Source extract -
^^^^^^^^

The Court does not find that the breaking of Petitioner's typewriter constitutes an extraordinary circumstance sufficient for equitable tolling. More concerning is Petitioner's allegations that Department of Corrections (“DOC”) employees removed Petitioner's legal materials so that he could not access them. Deprivation of legal materials may suffice as grounds for equitable tolling in some circumstances. Paul v. Kernan, No. CV 15-07399 CJC (AFM), 2016 U.S. Dist. LEXIS 185082, at *21 (C.D. Cal. Dec. 7, 2016) (internal citation omitted). Courts have found that deprivation of legal materials resulting from a transfer to another institution does not entitle a petitioner to equitable tolling, since such transfers are commonplace and routine. See Paulcin v. McDonough, 259 Fed.Appx. 211, 213 (11th Cir. 2007). Some courts have concluded, however, that a petitioner's inability to access their entire legal file, or most of it, is sufficient grounds for equitable tolling. Paul, 2016 U.S. Dist. LEXIS 185082, at *21. Meanwhile, inability to access only portions thereof is an insufficient ground for equitable tolling. Id.

The Court is not entirely persuaded that the alleged deprivation of Petitioner's “discoverables” prevented him from filing his § 2254 motion in a timely manner. At the same time, however, the Court cannot necessarily conclude at this time that from the face of Petitioner's motion he is plainly not entitled to relief.

Petitioner's § 2254 application indicates that his efforts in 2018 to draft his Wis.Stat. § 974.06 motion were hindered by the State in an attempt to keep him from exhausting his claims. See ECF No. 1 at 23 (“Was'nt [sic] able to [exhaust] because continues state interferences of petitioner preventing exhaustion of count seven and other issues layed [sic] out in the petition”). But it is not clear whether this claim is ultimately sufficient for purposes of equitable tolling, because Petitioner's direct appeals were already in process at that time and would conclude by November of 2018. The exhaustion requirement requires a petitioner to have presented the federal claim “to the highest court of the state, either on direct review of the conviction or in a post-conviction attack.” 14 Tenn. Juris. § 13; see also Mason v. Allen, 605 F.3d 2224, 2229 (11th Cir. 2010), cert. denied, 131 S.Ct. 2175 (2011). In other words, a petitioner need not undertake collateral review in addition to exhausting their direct appeals to satisfy the habeas exhaustion requirement.

^^^^^^^^

Given information -
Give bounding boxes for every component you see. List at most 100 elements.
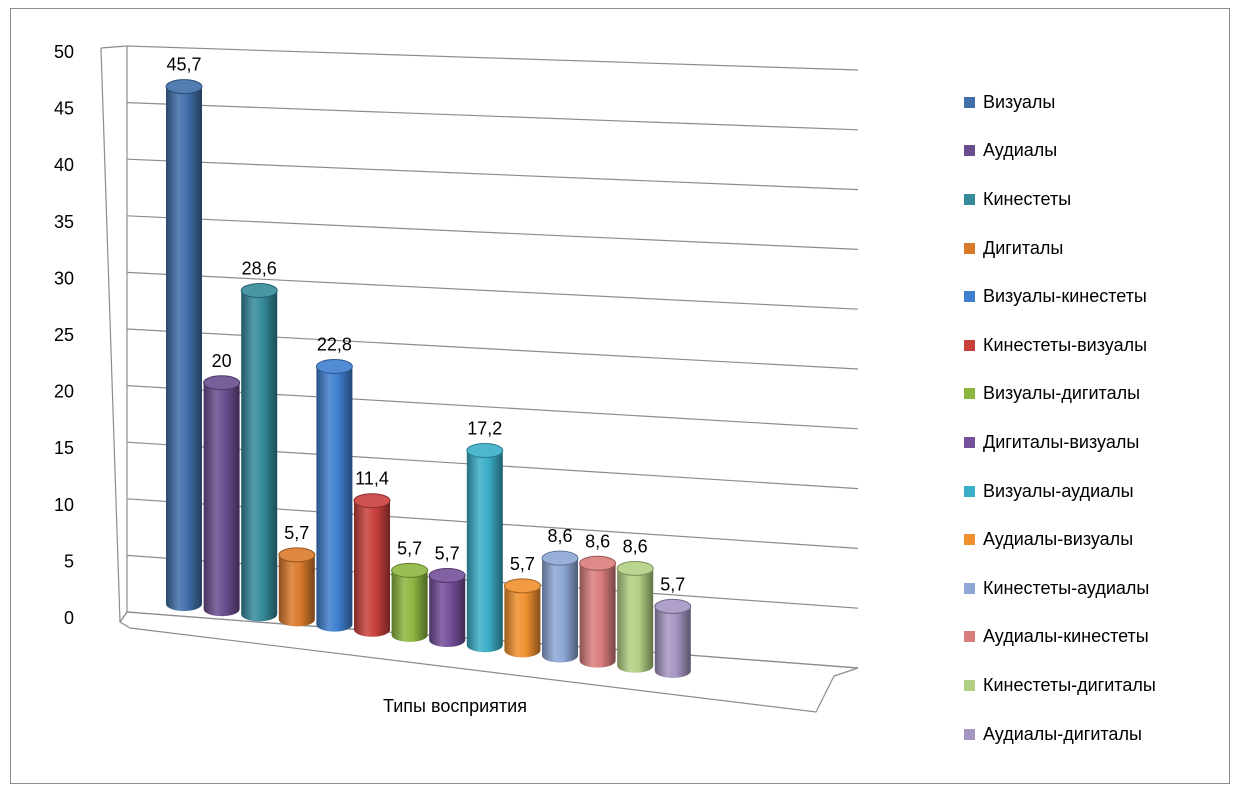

^^^^^^^^

Challenges -
(a) Please print the equitable tolling passage from "The Court is" to "entitled to relief.".
(b) Which cases does the equitable tolling passage cite by name? List each one once.

Expected answers -
(a)
The Court is not entirely persuaded that the alleged deprivation of Petitioner's “discoverables” prevented him from filing his § 2254 motion in a timely manner. At the same time, however, the Court cannot necessarily conclude at this time that from the face of Petitioner's motion he is plainly not entitled to relief.

(b)
Paul v. Kernan
Paulcin v. McDonough
Mason v. Allen